— WHAT IS NEEDED —
Repeat, without any change, the entries presented below.

Collected data entries
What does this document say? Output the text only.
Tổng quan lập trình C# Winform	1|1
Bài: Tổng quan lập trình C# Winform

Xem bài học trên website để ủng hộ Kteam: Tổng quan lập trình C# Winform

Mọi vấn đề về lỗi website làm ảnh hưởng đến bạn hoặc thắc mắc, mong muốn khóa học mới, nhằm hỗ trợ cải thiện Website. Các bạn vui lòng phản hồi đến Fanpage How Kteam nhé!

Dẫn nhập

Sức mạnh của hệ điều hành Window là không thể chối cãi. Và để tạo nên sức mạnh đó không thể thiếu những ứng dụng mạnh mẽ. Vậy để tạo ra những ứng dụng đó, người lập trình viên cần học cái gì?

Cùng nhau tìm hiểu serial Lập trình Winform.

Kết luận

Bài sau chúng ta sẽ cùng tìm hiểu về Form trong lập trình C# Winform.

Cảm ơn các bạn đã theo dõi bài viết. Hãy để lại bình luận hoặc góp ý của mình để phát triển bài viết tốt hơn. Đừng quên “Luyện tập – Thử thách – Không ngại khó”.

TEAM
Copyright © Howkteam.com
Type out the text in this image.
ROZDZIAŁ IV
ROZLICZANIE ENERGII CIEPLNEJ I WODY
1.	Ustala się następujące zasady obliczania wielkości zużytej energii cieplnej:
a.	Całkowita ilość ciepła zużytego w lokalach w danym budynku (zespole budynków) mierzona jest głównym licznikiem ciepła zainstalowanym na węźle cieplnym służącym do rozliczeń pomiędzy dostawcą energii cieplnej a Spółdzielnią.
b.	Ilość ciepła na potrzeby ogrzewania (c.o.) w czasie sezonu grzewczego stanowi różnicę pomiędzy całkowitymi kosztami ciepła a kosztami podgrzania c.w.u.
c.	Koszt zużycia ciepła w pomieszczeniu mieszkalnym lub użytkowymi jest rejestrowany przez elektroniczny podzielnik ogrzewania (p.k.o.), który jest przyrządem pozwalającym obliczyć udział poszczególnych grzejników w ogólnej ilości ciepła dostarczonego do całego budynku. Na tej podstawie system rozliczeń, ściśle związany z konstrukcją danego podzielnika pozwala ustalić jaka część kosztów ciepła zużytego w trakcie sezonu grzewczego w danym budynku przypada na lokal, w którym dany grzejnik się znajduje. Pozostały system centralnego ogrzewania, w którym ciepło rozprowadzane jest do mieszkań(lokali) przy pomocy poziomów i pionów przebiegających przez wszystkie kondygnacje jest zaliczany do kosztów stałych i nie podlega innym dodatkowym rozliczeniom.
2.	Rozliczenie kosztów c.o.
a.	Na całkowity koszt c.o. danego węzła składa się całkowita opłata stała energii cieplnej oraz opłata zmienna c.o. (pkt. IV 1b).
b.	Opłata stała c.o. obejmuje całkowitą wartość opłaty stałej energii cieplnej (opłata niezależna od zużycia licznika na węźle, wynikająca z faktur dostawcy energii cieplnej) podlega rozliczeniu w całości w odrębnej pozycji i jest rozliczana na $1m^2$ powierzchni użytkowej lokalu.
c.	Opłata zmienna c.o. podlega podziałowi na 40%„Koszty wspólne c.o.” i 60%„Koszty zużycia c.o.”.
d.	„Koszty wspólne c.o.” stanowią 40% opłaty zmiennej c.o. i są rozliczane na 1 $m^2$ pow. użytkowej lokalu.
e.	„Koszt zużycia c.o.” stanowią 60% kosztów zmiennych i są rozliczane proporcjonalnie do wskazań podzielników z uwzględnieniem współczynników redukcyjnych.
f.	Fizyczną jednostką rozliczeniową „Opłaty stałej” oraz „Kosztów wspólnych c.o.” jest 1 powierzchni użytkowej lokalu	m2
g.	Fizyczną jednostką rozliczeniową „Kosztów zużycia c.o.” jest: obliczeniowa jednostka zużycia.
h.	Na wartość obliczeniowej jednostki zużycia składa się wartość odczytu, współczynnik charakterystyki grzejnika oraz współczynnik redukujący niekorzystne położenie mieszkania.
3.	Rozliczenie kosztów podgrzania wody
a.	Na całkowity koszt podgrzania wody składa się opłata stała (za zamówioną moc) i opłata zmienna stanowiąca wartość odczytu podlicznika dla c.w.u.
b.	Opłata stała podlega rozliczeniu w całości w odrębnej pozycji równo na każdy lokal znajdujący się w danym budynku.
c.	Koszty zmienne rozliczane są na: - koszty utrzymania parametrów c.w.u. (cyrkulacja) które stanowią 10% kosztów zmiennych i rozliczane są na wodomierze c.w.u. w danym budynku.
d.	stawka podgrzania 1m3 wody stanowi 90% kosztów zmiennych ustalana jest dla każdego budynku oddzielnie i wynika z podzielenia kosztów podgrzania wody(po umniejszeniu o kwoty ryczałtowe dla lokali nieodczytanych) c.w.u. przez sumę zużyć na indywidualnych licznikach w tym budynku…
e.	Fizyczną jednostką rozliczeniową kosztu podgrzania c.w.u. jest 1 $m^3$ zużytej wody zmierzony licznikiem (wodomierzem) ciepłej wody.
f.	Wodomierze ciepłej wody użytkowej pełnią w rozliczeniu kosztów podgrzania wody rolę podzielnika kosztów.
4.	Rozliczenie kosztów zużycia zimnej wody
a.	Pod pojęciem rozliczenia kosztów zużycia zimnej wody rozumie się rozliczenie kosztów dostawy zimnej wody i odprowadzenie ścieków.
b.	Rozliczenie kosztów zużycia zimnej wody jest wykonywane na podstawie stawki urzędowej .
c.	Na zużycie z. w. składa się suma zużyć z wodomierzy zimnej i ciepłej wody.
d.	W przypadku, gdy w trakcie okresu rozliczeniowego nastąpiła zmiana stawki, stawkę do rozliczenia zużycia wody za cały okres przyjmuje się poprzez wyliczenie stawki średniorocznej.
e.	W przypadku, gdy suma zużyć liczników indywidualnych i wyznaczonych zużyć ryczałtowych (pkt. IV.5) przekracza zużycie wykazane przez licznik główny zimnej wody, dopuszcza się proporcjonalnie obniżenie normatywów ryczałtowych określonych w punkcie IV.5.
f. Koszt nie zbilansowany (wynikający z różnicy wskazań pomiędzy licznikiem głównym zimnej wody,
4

— RESULT OF THE EXERCISE —
What does this document say? Output the text only.
Tổng quan lập trình C# Winform	1|1
Bài: Tổng quan lập trình C# Winform

Xem bài học trên website để ủng hộ Kteam: Tổng quan lập trình C# Winform

Mọi vấn đề về lỗi website làm ảnh hưởng đến bạn hoặc thắc mắc, mong muốn khóa học mới, nhằm hỗ trợ cải thiện Website. Các bạn vui lòng phản hồi đến Fanpage How Kteam nhé!

Dẫn nhập

Sức mạnh của hệ điều hành Window là không thể chối cãi. Và để tạo nên sức mạnh đó không thể thiếu những ứng dụng mạnh mẽ. Vậy để tạo ra những ứng dụng đó, người lập trình viên cần học cái gì?

Cùng nhau tìm hiểu serial Lập trình Winform.

Kết luận

Bài sau chúng ta sẽ cùng tìm hiểu về Form trong lập trình C# Winform.

Cảm ơn các bạn đã theo dõi bài viết. Hãy để lại bình luận hoặc góp ý của mình để phát triển bài viết tốt hơn. Đừng quên “Luyện tập – Thử thách – Không ngại khó”.

TEAM
Copyright © Howkteam.com
Type out the text in this image.
ROZDZIAŁ IV
ROZLICZANIE ENERGII CIEPLNEJ I WODY
1.	Ustala się następujące zasady obliczania wielkości zużytej energii cieplnej:
a.	Całkowita ilość ciepła zużytego w lokalach w danym budynku (zespole budynków) mierzona jest głównym licznikiem ciepła zainstalowanym na węźle cieplnym służącym do rozliczeń pomiędzy dostawcą energii cieplnej a Spółdzielnią.
b.	Ilość ciepła na potrzeby ogrzewania (c.o.) w czasie sezonu grzewczego stanowi różnicę pomiędzy całkowitymi kosztami ciepła a kosztami podgrzania c.w.u.
c.	Koszt zużycia ciepła w pomieszczeniu mieszkalnym lub użytkowymi jest rejestrowany przez elektroniczny podzielnik ogrzewania (p.k.o.), który jest przyrządem pozwalającym obliczyć udział poszczególnych grzejników w ogólnej ilości ciepła dostarczonego do całego budynku. Na tej podstawie system rozliczeń, ściśle związany z konstrukcją danego podzielnika pozwala ustalić jaka część kosztów ciepła zużytego w trakcie sezonu grzewczego w danym budynku przypada na lokal, w którym dany grzejnik się znajduje. Pozostały system centralnego ogrzewania, w którym ciepło rozprowadzane jest do mieszkań(lokali) przy pomocy poziomów i pionów przebiegających przez wszystkie kondygnacje jest zaliczany do kosztów stałych i nie podlega innym dodatkowym rozliczeniom.
2.	Rozliczenie kosztów c.o.
a.	Na całkowity koszt c.o. danego węzła składa się całkowita opłata stała energii cieplnej oraz opłata zmienna c.o. (pkt. IV 1b).
b.	Opłata stała c.o. obejmuje całkowitą wartość opłaty stałej energii cieplnej (opłata niezależna od zużycia licznika na węźle, wynikająca z faktur dostawcy energii cieplnej) podlega rozliczeniu w całości w odrębnej pozycji i jest rozliczana na $1m^2$ powierzchni użytkowej lokalu.
c.	Opłata zmienna c.o. podlega podziałowi na 40%„Koszty wspólne c.o.” i 60%„Koszty zużycia c.o.”.
d.	„Koszty wspólne c.o.” stanowią 40% opłaty zmiennej c.o. i są rozliczane na 1 $m^2$ pow. użytkowej lokalu.
e.	„Koszt zużycia c.o.” stanowią 60% kosztów zmiennych i są rozliczane proporcjonalnie do wskazań podzielników z uwzględnieniem współczynników redukcyjnych.
f.	Fizyczną jednostką rozliczeniową „Opłaty stałej” oraz „Kosztów wspólnych c.o.” jest 1 powierzchni użytkowej lokalu	m2
g.	Fizyczną jednostką rozliczeniową „Kosztów zużycia c.o.” jest: obliczeniowa jednostka zużycia.
h.	Na wartość obliczeniowej jednostki zużycia składa się wartość odczytu, współczynnik charakterystyki grzejnika oraz współczynnik redukujący niekorzystne położenie mieszkania.
3.	Rozliczenie kosztów podgrzania wody
a.	Na całkowity koszt podgrzania wody składa się opłata stała (za zamówioną moc) i opłata zmienna stanowiąca wartość odczytu podlicznika dla c.w.u.
b.	Opłata stała podlega rozliczeniu w całości w odrębnej pozycji równo na każdy lokal znajdujący się w danym budynku.
c.	Koszty zmienne rozliczane są na: - koszty utrzymania parametrów c.w.u. (cyrkulacja) które stanowią 10% kosztów zmiennych i rozliczane są na wodomierze c.w.u. w danym budynku.
d.	stawka podgrzania 1m3 wody stanowi 90% kosztów zmiennych ustalana jest dla każdego budynku oddzielnie i wynika z podzielenia kosztów podgrzania wody(po umniejszeniu o kwoty ryczałtowe dla lokali nieodczytanych) c.w.u. przez sumę zużyć na indywidualnych licznikach w tym budynku…
e.	Fizyczną jednostką rozliczeniową kosztu podgrzania c.w.u. jest 1 $m^3$ zużytej wody zmierzony licznikiem (wodomierzem) ciepłej wody.
f.	Wodomierze ciepłej wody użytkowej pełnią w rozliczeniu kosztów podgrzania wody rolę podzielnika kosztów.
4.	Rozliczenie kosztów zużycia zimnej wody
a.	Pod pojęciem rozliczenia kosztów zużycia zimnej wody rozumie się rozliczenie kosztów dostawy zimnej wody i odprowadzenie ścieków.
b.	Rozliczenie kosztów zużycia zimnej wody jest wykonywane na podstawie stawki urzędowej .
c.	Na zużycie z. w. składa się suma zużyć z wodomierzy zimnej i ciepłej wody.
d.	W przypadku, gdy w trakcie okresu rozliczeniowego nastąpiła zmiana stawki, stawkę do rozliczenia zużycia wody za cały okres przyjmuje się poprzez wyliczenie stawki średniorocznej.
e.	W przypadku, gdy suma zużyć liczników indywidualnych i wyznaczonych zużyć ryczałtowych (pkt. IV.5) przekracza zużycie wykazane przez licznik główny zimnej wody, dopuszcza się proporcjonalnie obniżenie normatywów ryczałtowych określonych w punkcie IV.5.
f. Koszt nie zbilansowany (wynikający z różnicy wskazań pomiędzy licznikiem głównym zimnej wody,
4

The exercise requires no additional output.